> **Listing**
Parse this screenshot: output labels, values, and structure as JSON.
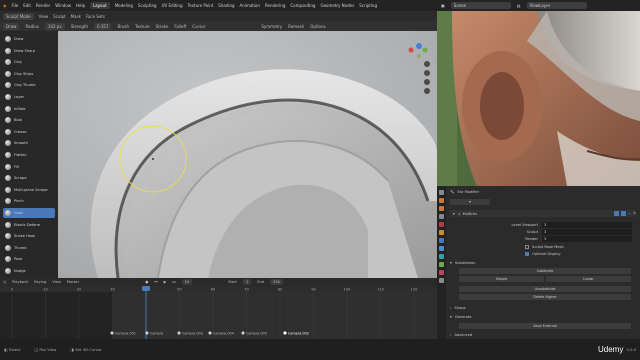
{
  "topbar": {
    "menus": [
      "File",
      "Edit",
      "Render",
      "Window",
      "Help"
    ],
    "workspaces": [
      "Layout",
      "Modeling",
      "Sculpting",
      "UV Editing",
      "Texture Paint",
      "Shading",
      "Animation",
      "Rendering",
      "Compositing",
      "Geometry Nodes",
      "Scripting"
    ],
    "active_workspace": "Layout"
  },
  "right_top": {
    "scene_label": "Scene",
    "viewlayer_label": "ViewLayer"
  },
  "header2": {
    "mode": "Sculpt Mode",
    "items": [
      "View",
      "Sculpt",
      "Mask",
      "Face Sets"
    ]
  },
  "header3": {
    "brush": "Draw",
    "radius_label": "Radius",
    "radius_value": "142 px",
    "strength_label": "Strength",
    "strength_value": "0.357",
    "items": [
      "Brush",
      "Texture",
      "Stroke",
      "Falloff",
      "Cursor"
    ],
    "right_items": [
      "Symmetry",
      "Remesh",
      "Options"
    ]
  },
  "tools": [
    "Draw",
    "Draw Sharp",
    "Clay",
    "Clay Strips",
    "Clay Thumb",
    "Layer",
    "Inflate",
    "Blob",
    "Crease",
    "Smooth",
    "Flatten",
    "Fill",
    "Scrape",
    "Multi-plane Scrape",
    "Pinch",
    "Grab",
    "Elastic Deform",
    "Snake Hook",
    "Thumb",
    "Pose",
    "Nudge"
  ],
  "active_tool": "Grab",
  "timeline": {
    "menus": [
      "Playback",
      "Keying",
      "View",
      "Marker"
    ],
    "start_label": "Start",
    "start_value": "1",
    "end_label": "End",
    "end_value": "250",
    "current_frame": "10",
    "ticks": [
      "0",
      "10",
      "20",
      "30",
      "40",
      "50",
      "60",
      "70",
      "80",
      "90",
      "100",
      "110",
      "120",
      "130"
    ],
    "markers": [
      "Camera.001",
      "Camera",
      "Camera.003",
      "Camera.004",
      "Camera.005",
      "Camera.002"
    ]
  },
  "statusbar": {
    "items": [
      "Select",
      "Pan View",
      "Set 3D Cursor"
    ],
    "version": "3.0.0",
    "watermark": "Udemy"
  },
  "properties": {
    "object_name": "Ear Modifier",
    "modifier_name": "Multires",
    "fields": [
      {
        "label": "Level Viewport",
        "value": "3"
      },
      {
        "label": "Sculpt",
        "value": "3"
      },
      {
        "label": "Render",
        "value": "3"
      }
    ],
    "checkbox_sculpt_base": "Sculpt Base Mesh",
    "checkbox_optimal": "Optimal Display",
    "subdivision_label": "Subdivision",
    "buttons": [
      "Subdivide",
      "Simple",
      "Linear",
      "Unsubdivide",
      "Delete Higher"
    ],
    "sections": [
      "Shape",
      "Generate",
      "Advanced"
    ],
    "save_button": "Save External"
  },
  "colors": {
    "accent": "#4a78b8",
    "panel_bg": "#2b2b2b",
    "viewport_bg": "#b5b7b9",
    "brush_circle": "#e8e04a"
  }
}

> **Work instructions**
Write out each line of the data exactly; the images should be left out.

> **Complete response**
Parse this screenshot: output labels, values, and structure as JSON.
{
  "topbar": {
    "menus": [
      "File",
      "Edit",
      "Render",
      "Window",
      "Help"
    ],
    "workspaces": [
      "Layout",
      "Modeling",
      "Sculpting",
      "UV Editing",
      "Texture Paint",
      "Shading",
      "Animation",
      "Rendering",
      "Compositing",
      "Geometry Nodes",
      "Scripting"
    ],
    "active_workspace": "Layout"
  },
  "right_top": {
    "scene_label": "Scene",
    "viewlayer_label": "ViewLayer"
  },
  "header2": {
    "mode": "Sculpt Mode",
    "items": [
      "View",
      "Sculpt",
      "Mask",
      "Face Sets"
    ]
  },
  "header3": {
    "brush": "Draw",
    "radius_label": "Radius",
    "radius_value": "142 px",
    "strength_label": "Strength",
    "strength_value": "0.357",
    "items": [
      "Brush",
      "Texture",
      "Stroke",
      "Falloff",
      "Cursor"
    ],
    "right_items": [
      "Symmetry",
      "Remesh",
      "Options"
    ]
  },
  "tools": [
    "Draw",
    "Draw Sharp",
    "Clay",
    "Clay Strips",
    "Clay Thumb",
    "Layer",
    "Inflate",
    "Blob",
    "Crease",
    "Smooth",
    "Flatten",
    "Fill",
    "Scrape",
    "Multi-plane Scrape",
    "Pinch",
    "Grab",
    "Elastic Deform",
    "Snake Hook",
    "Thumb",
    "Pose",
    "Nudge"
  ],
  "active_tool": "Grab",
  "timeline": {
    "menus": [
      "Playback",
      "Keying",
      "View",
      "Marker"
    ],
    "start_label": "Start",
    "start_value": "1",
    "end_label": "End",
    "end_value": "250",
    "current_frame": "10",
    "ticks": [
      "0",
      "10",
      "20",
      "30",
      "40",
      "50",
      "60",
      "70",
      "80",
      "90",
      "100",
      "110",
      "120",
      "130"
    ],
    "markers": [
      "Camera.001",
      "Camera",
      "Camera.003",
      "Camera.004",
      "Camera.005",
      "Camera.002"
    ]
  },
  "statusbar": {
    "items": [
      "Select",
      "Pan View",
      "Set 3D Cursor"
    ],
    "version": "3.0.0",
    "watermark": "Udemy"
  },
  "properties": {
    "object_name": "Ear Modifier",
    "modifier_name": "Multires",
    "fields": [
      {
        "label": "Level Viewport",
        "value": "3"
      },
      {
        "label": "Sculpt",
        "value": "3"
      },
      {
        "label": "Render",
        "value": "3"
      }
    ],
    "checkbox_sculpt_base": "Sculpt Base Mesh",
    "checkbox_optimal": "Optimal Display",
    "subdivision_label": "Subdivision",
    "buttons": [
      "Subdivide",
      "Simple",
      "Linear",
      "Unsubdivide",
      "Delete Higher"
    ],
    "sections": [
      "Shape",
      "Generate",
      "Advanced"
    ],
    "save_button": "Save External"
  },
  "colors": {
    "accent": "#4a78b8",
    "panel_bg": "#2b2b2b",
    "viewport_bg": "#b5b7b9",
    "brush_circle": "#e8e04a"
  }
}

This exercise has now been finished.